Record excerpts:

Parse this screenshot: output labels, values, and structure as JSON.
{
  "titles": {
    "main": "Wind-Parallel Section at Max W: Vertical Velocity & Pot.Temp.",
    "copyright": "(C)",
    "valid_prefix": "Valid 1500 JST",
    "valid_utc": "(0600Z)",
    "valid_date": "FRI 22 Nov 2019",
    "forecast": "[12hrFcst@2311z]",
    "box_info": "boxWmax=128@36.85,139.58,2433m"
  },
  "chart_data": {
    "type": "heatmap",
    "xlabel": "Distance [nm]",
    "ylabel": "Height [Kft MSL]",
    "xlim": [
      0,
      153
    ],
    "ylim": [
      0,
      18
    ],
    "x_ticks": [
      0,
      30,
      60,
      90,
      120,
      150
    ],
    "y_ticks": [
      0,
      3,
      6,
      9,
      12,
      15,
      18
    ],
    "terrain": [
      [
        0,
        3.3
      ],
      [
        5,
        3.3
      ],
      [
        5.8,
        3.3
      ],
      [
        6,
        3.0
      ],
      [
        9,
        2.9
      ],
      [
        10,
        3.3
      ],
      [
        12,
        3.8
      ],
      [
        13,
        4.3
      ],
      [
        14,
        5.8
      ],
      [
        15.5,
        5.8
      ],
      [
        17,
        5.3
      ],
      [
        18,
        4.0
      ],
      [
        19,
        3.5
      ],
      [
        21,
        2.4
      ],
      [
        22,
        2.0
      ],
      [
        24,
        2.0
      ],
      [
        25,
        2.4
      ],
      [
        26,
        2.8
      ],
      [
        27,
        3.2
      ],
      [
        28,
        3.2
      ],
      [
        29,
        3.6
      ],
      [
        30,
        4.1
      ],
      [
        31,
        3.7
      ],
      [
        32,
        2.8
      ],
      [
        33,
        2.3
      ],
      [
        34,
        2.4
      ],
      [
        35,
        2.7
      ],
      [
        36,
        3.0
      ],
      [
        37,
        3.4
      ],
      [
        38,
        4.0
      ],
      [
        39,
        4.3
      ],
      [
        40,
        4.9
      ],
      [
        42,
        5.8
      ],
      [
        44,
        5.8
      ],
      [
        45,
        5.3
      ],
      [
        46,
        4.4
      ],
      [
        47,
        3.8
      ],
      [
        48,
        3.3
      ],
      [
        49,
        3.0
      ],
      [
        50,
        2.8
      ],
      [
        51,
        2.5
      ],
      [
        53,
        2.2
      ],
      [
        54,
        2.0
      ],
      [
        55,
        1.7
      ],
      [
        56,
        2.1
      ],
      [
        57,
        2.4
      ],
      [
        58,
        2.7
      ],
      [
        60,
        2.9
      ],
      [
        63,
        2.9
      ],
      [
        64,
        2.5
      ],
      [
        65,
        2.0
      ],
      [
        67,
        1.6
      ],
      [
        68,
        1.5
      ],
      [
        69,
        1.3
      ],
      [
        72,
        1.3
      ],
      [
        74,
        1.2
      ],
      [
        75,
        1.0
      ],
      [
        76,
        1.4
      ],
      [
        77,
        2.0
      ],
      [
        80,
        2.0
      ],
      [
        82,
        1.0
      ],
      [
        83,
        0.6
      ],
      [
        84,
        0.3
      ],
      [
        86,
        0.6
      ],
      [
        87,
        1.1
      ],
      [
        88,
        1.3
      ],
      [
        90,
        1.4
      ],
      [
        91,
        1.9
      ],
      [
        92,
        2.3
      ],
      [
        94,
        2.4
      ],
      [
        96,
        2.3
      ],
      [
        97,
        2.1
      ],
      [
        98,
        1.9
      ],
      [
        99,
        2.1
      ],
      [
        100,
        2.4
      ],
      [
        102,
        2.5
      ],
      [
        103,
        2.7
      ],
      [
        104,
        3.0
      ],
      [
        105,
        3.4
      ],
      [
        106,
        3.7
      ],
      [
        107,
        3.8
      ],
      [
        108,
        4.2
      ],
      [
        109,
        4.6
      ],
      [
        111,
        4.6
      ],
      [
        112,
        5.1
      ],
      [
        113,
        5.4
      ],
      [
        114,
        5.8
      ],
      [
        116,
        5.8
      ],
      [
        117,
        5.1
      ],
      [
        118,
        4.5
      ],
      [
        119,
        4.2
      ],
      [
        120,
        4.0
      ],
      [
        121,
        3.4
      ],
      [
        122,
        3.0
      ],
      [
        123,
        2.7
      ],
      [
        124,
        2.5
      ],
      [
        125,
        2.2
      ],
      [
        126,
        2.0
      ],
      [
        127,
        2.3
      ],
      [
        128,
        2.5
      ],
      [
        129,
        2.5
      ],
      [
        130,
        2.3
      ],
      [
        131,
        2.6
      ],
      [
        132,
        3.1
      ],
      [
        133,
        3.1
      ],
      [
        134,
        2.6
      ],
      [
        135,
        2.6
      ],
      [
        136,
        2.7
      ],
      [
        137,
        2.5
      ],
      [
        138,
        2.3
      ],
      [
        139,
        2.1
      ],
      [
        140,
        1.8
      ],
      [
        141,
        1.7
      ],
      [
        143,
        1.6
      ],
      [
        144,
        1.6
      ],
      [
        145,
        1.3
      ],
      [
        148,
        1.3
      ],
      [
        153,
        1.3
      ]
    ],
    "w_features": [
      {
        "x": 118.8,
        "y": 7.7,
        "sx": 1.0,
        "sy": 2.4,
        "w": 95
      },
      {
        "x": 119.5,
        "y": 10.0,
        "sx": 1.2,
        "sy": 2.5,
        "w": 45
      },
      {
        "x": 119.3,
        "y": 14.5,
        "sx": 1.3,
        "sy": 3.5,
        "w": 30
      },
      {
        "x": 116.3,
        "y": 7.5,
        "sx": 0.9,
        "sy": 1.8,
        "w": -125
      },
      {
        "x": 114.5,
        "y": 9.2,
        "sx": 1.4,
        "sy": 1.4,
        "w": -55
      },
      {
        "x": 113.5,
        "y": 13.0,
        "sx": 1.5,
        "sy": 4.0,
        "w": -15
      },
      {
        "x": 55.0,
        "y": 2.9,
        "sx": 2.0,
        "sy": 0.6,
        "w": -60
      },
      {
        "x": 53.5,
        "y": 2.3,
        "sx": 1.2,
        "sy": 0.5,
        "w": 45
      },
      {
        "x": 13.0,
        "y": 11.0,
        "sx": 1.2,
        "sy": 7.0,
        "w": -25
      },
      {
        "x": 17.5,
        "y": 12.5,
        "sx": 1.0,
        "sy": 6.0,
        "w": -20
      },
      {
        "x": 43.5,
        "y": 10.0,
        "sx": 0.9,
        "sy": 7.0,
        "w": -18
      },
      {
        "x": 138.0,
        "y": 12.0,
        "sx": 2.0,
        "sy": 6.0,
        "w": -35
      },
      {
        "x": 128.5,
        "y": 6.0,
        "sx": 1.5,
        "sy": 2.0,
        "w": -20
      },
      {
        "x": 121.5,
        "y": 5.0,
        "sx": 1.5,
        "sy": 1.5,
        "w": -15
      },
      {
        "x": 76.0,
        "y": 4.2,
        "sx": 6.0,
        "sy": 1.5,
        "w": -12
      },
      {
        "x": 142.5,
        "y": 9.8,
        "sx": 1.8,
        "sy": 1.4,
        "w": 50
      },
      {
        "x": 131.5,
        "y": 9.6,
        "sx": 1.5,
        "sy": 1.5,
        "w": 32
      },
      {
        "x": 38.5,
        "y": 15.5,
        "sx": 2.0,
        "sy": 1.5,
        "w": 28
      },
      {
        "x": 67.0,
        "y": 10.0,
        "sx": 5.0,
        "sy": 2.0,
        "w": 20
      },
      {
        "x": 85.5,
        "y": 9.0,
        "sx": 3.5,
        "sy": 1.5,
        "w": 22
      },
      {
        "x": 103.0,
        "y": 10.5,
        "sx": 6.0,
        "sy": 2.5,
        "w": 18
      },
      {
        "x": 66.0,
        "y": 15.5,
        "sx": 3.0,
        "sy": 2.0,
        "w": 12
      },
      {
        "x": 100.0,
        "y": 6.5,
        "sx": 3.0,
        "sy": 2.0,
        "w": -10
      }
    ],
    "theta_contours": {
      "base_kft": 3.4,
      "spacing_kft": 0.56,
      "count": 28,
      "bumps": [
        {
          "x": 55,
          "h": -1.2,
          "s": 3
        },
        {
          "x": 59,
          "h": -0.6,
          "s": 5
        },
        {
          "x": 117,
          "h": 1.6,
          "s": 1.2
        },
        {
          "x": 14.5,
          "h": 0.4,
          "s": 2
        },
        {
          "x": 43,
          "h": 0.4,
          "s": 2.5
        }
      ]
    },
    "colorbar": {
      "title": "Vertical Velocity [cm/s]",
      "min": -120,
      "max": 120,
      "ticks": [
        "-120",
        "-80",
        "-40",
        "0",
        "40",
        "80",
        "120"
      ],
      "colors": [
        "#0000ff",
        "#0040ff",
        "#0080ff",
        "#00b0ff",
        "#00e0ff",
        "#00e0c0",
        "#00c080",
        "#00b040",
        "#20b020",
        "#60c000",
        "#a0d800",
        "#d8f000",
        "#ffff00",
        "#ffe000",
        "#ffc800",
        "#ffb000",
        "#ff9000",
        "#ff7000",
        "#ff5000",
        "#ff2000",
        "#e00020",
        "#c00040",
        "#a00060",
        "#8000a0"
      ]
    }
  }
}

Task prompt: Among the entries, how many lines include the word "Velocity"? Answer with a single number and nothing further.

Result of the exercise: 2